**Written task**
Extract the listing below in full, unchanged.

**Data to use**
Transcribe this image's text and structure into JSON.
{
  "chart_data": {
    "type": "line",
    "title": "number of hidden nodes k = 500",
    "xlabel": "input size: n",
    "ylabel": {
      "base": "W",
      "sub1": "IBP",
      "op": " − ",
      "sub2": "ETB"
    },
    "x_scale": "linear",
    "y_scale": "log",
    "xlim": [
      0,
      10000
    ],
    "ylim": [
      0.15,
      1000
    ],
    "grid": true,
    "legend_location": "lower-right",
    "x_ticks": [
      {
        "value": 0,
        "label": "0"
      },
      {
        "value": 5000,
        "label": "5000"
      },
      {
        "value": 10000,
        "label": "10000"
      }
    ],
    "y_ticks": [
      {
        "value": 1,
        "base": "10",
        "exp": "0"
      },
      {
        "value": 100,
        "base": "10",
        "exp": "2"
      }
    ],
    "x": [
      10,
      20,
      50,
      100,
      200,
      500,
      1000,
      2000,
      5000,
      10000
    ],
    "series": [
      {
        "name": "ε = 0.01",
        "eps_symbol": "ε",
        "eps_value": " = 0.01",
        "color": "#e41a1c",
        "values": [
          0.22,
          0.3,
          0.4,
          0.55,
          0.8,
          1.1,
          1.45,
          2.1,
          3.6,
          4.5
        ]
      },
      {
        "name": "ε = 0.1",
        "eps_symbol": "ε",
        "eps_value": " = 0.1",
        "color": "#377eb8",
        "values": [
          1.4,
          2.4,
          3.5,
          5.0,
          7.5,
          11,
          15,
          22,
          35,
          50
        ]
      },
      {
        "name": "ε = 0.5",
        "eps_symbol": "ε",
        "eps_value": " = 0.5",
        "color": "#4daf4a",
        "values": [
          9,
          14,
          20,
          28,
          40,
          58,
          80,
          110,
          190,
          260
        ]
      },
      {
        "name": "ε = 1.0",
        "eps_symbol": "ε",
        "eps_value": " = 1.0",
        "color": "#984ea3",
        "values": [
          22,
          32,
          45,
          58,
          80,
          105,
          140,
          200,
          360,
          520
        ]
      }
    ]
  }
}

**Reply to the exercise**
Transcribe this image's text and structure into JSON.
{
  "chart_data": {
    "type": "line",
    "title": "number of hidden nodes k = 500",
    "xlabel": "input size: n",
    "ylabel": {
      "base": "W",
      "sub1": "IBP",
      "op": " − ",
      "sub2": "ETB"
    },
    "x_scale": "linear",
    "y_scale": "log",
    "xlim": [
      0,
      10000
    ],
    "ylim": [
      0.15,
      1000
    ],
    "grid": true,
    "legend_location": "lower-right",
    "x_ticks": [
      {
        "value": 0,
        "label": "0"
      },
      {
        "value": 5000,
        "label": "5000"
      },
      {
        "value": 10000,
        "label": "10000"
      }
    ],
    "y_ticks": [
      {
        "value": 1,
        "base": "10",
        "exp": "0"
      },
      {
        "value": 100,
        "base": "10",
        "exp": "2"
      }
    ],
    "x": [
      10,
      20,
      50,
      100,
      200,
      500,
      1000,
      2000,
      5000,
      10000
    ],
    "series": [
      {
        "name": "ε = 0.01",
        "eps_symbol": "ε",
        "eps_value": " = 0.01",
        "color": "#e41a1c",
        "values": [
          0.22,
          0.3,
          0.4,
          0.55,
          0.8,
          1.1,
          1.45,
          2.1,
          3.6,
          4.5
        ]
      },
      {
        "name": "ε = 0.1",
        "eps_symbol": "ε",
        "eps_value": " = 0.1",
        "color": "#377eb8",
        "values": [
          1.4,
          2.4,
          3.5,
          5.0,
          7.5,
          11,
          15,
          22,
          35,
          50
        ]
      },
      {
        "name": "ε = 0.5",
        "eps_symbol": "ε",
        "eps_value": " = 0.5",
        "color": "#4daf4a",
        "values": [
          9,
          14,
          20,
          28,
          40,
          58,
          80,
          110,
          190,
          260
        ]
      },
      {
        "name": "ε = 1.0",
        "eps_symbol": "ε",
        "eps_value": " = 1.0",
        "color": "#984ea3",
        "values": [
          22,
          32,
          45,
          58,
          80,
          105,
          140,
          200,
          360,
          520
        ]
      }
    ]
  }
}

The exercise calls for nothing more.